-- Aim of the task --
Gather every line from the entries below that includes "text".

-- Data entries --
+===+
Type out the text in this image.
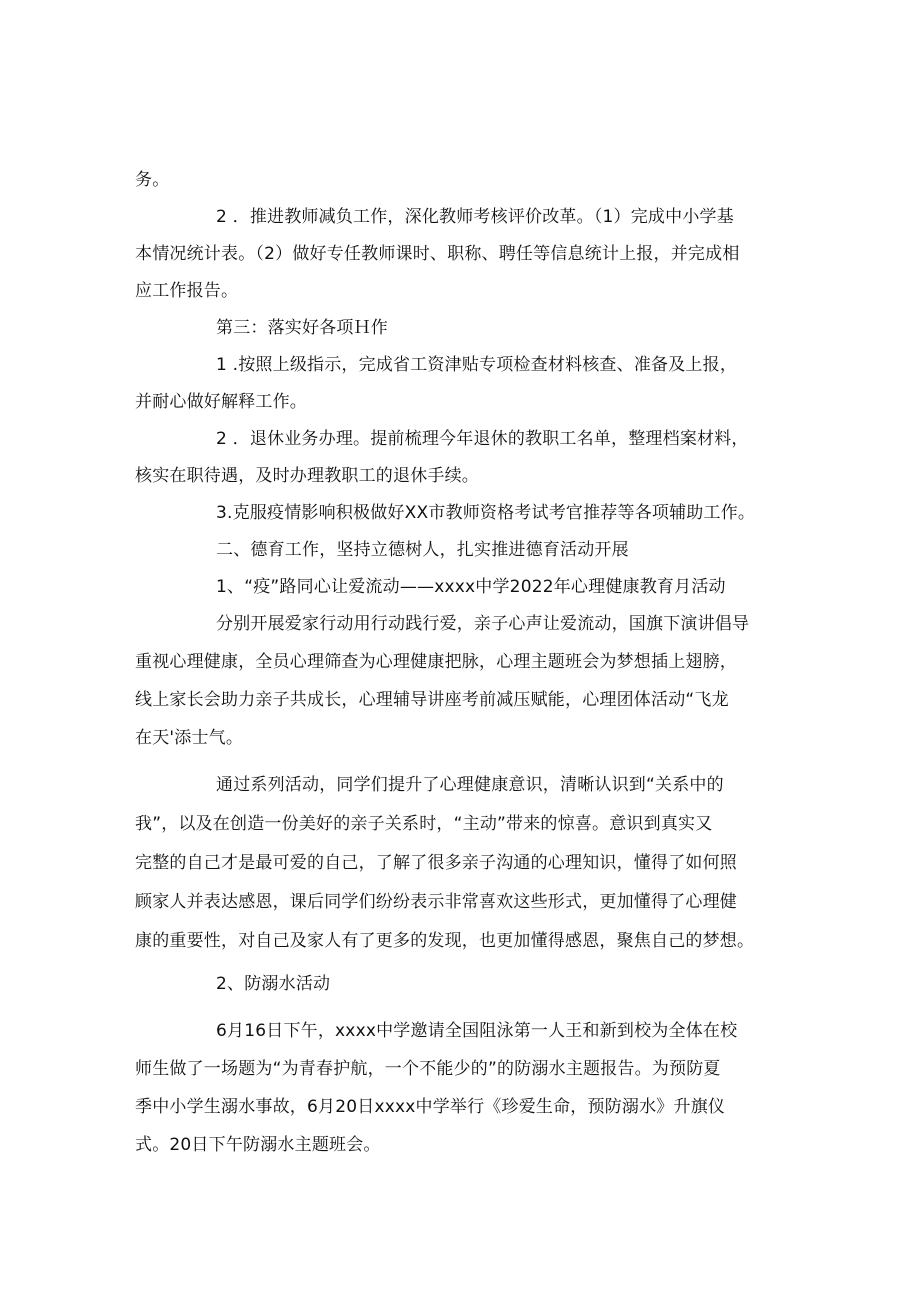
务。
2 ．推进教师减负工作，深化教师考核评价改革。（1）完成中小学基
本情况统计表。（2）做好专任教师课时、职称、聘任等信息统计上报，并完成相
应工作报告。
第三：落实好各项Ｈ作
1 .按照上级指示，完成省工资津贴专项检查材料核查、准备及上报，
并耐心做好解释工作。
2 ．退休业务办理。提前梳理今年退休的教职工名单，整理档案材料，
核实在职待遇，及时办理教职工的退休手续。
3.克服疫情影响积极做好XX市教师资格考试考官推荐等各项辅助工作。
二、德育工作，坚持立德树人，扎实推进德育活动开展
1、“疫”路同心让爱流动——xxxx中学2022年心理健康教育月活动
分别开展爱家行动用行动践行爱，亲子心声让爱流动，国旗下演讲倡导
重视心理健康，全员心理筛查为心理健康把脉，心理主题班会为梦想插上翅膀，
线上家长会助力亲子共成长，心理辅导讲座考前减压赋能，心理团体活动“飞龙
在天'添士气。
通过系列活动，同学们提升了心理健康意识，清晰认识到“关系中的
我”，以及在创造一份美好的亲子关系时，“主动”带来的惊喜。意识到真实又
完整的自己才是最可爱的自己，了解了很多亲子沟通的心理知识，懂得了如何照
顾家人并表达感恩，课后同学们纷纷表示非常喜欢这些形式，更加懂得了心理健
康的重要性，对自己及家人有了更多的发现，也更加懂得感恩，聚焦自己的梦想。
2、防溺水活动
6月16日下午，xxxx中学邀请全国阻泳第一人王和新到校为全体在校
师生做了一场题为“为青春护航，一个不能少的”的防溺水主题报告。为预防夏
季中小学生溺水事故，6月20日xxxx中学举行《珍爱生命，预防溺水》升旗仪
式。20日下午防溺水主题班会。
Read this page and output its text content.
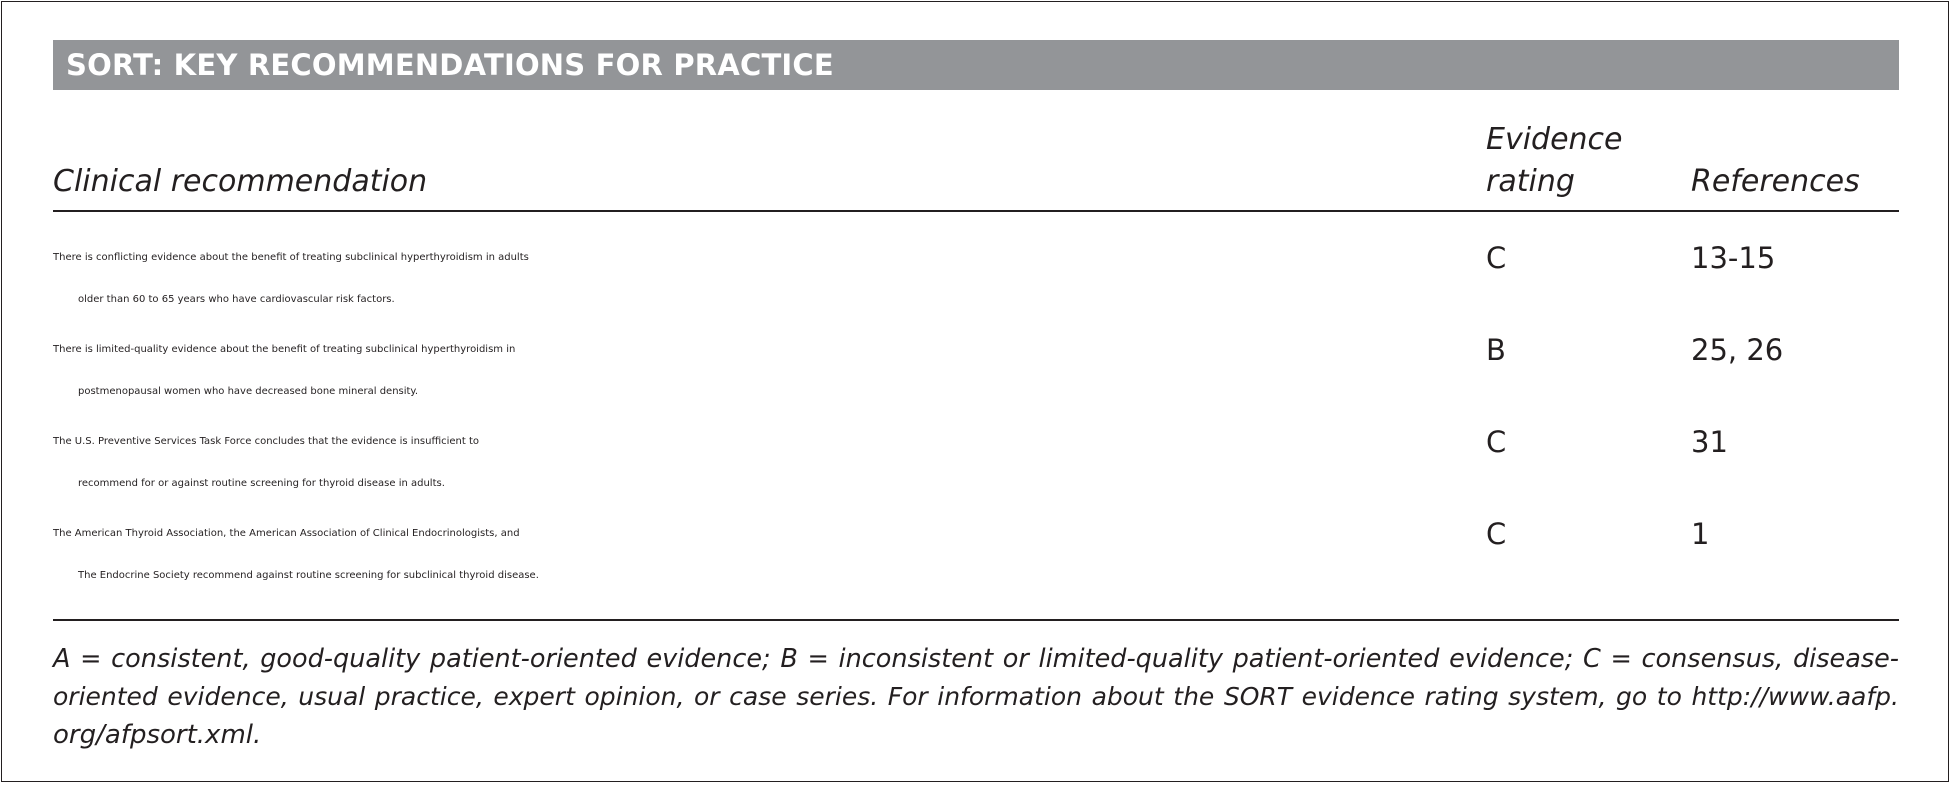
SORT: KEY RECOMMENDATIONS FOR PRACTICE
Clinical recommendation
Evidence
rating	References
There is conflicting evidence about the benefit of treating subclinical hyperthyroidism in adults
older than 60 to 65 years who have cardiovascular risk factors.
C	13-15
There is limited-quality evidence about the benefit of treating subclinical hyperthyroidism in
postmenopausal women who have decreased bone mineral density.
B	25, 26
The U.S. Preventive Services Task Force concludes that the evidence is insufficient to
recommend for or against routine screening for thyroid disease in adults.
C	31
The American Thyroid Association, the American Association of Clinical Endocrinologists, and
The Endocrine Society recommend against routine screening for subclinical thyroid disease.
C	1
A = consistent, good-quality patient-oriented evidence; B = inconsistent or limited-quality patient-oriented evidence; C = consensus, disease-
oriented evidence, usual practice, expert opinion, or case series. For information about the SORT evidence rating system, go to http://www.aafp.
org/afpsort.xml.
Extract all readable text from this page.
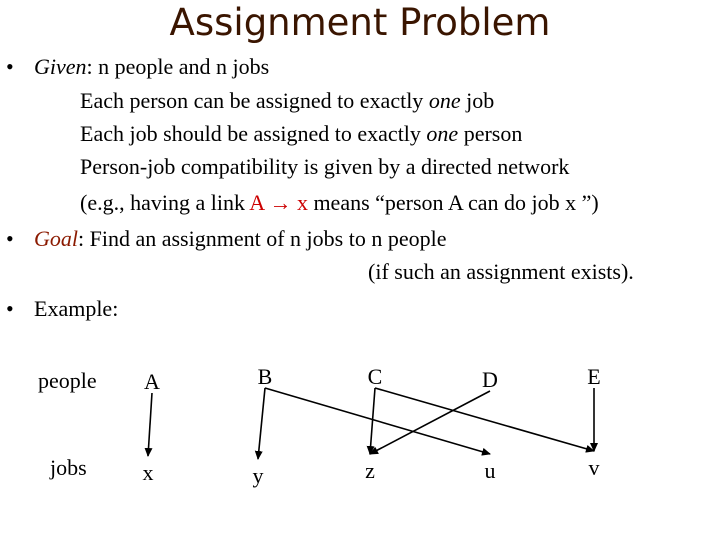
Assignment Problem
• Given: n people and n jobs
Each person can be assigned to exactly one job
Each job should be assigned to exactly one person
Person-job compatibility is given by a directed network
(e.g., having a link A → x means “person A can do job x ”)
• Goal: Find an assignment of n jobs to n people
(if such an assignment exists).
• Example:
A	B	C	D	E
x	y	z	u	v
people
jobs
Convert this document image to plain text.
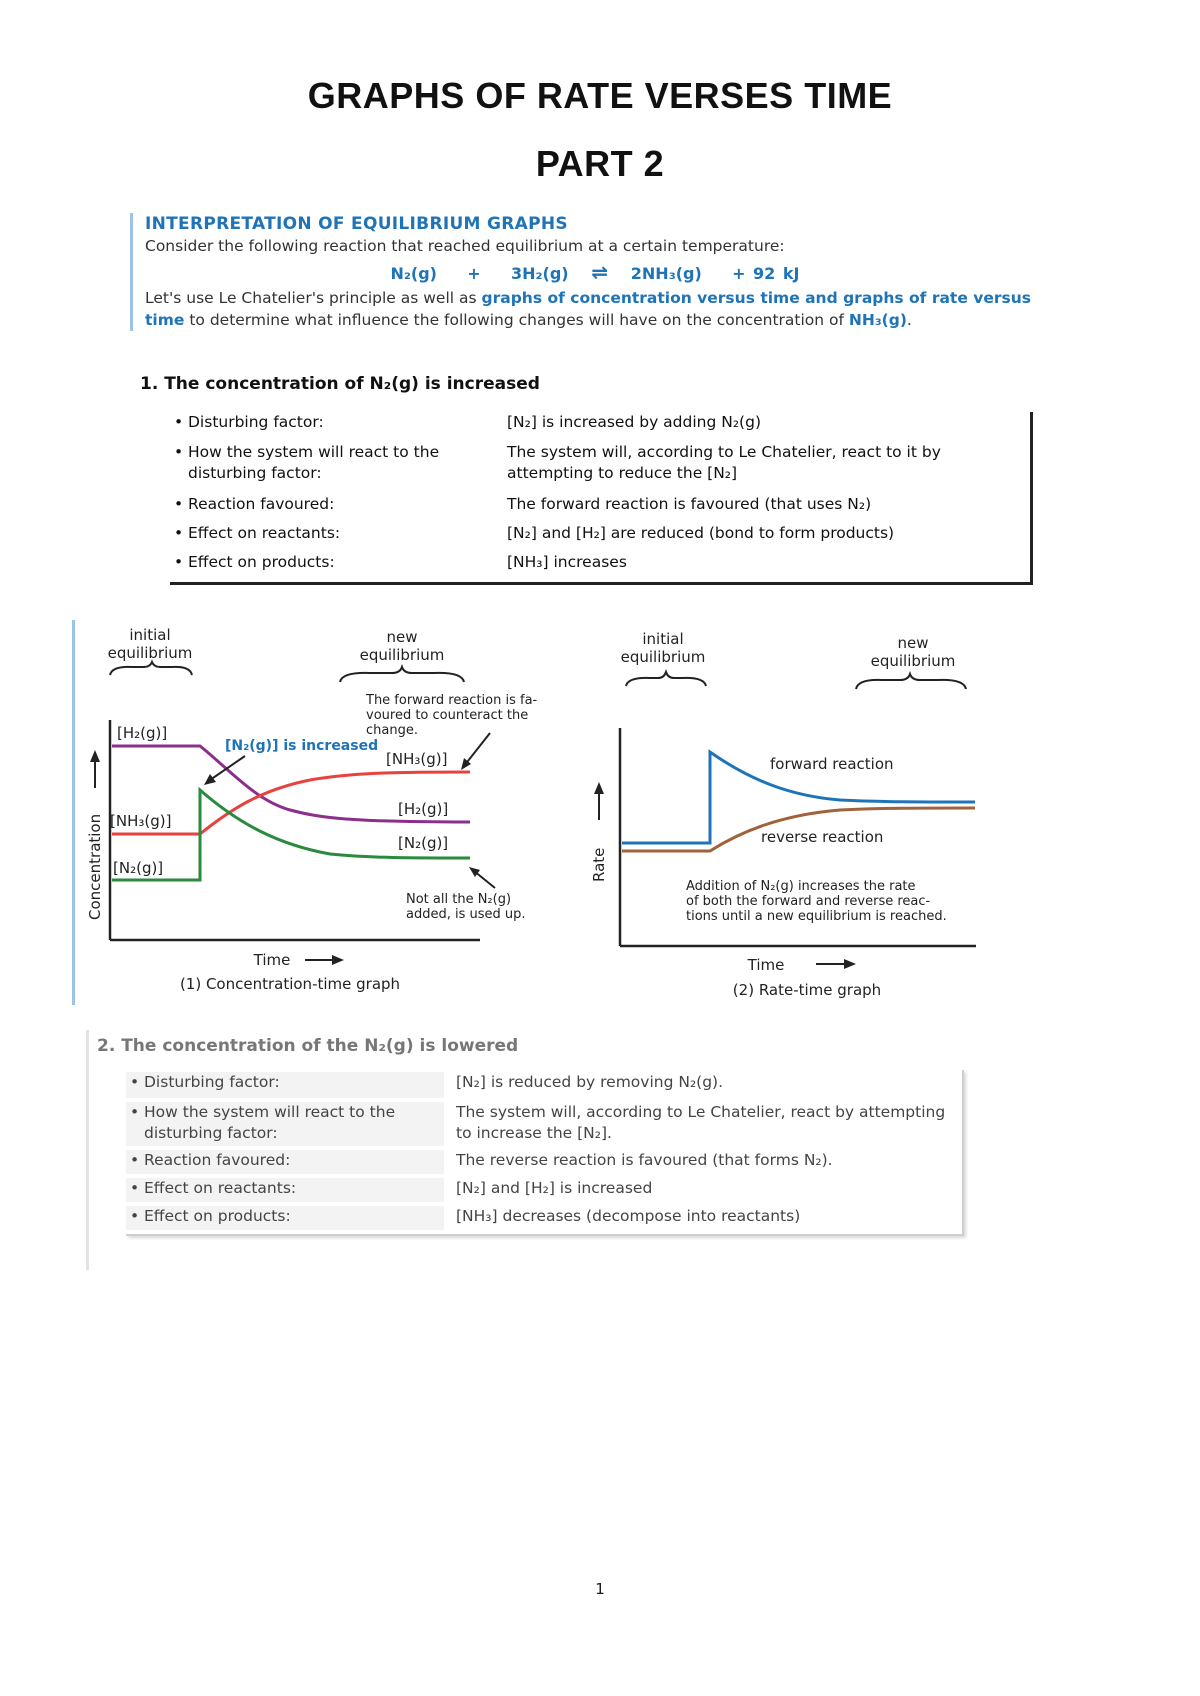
GRAPHS OF RATE VERSES TIME
PART 2
INTERPRETATION OF EQUILIBRIUM GRAPHS
Consider the following reaction that reached equilibrium at a certain temperature:
N₂(g) + 3H₂(g) ⇌ 2NH₃(g) + 92 kJ
Let's use Le Chatelier's principle as well as graphs of concentration versus time and graphs of rate versus time to determine what influence the following changes will have on the concentration of NH₃(g).
1. The concentration of N₂(g) is increased
• Disturbing factor:	[N₂] is increased by adding N₂(g)
• How the system will react to the disturbing factor:
The system will, according to Le Chatelier, react to it by attempting to reduce the [N₂]
• Reaction favoured:	The forward reaction is favoured (that uses N₂)
• Effect on reactants:	[N₂] and [H₂] are reduced (bond to form products)
• Effect on products:	[NH₃] increases
initial
equilibrium
new
equilibrium
The forward reaction is fa-
voured to counteract the
change.
Concentration
[H₂(g)]
[NH₃(g)]
[N₂(g)]
[N₂(g)] is increased
[NH₃(g)]
[H₂(g)]
[N₂(g)]
Not all the N₂(g)
added, is used up.
Time
(1) Concentration-time graph
initial
equilibrium
new
equilibrium
Rate
forward reaction
reverse reaction
Addition of N₂(g) increases the rate
of both the forward and reverse reac-
tions until a new equilibrium is reached.
Time
(2) Rate-time graph
2. The concentration of the N₂(g) is lowered
• Disturbing factor:	[N₂] is reduced by removing N₂(g).
• How the system will react to the disturbing factor:
The system will, according to Le Chatelier, react by attempting to increase the [N₂].
• Reaction favoured:	The reverse reaction is favoured (that forms N₂).
• Effect on reactants:	[N₂] and [H₂] is increased
• Effect on products:	[NH₃] decreases (decompose into reactants)
1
+===+
-- Answer to the exercise --
Type out the text in this image.
Read this page and output its text content.
Extract all readable text from this page.
Convert this document image to plain text.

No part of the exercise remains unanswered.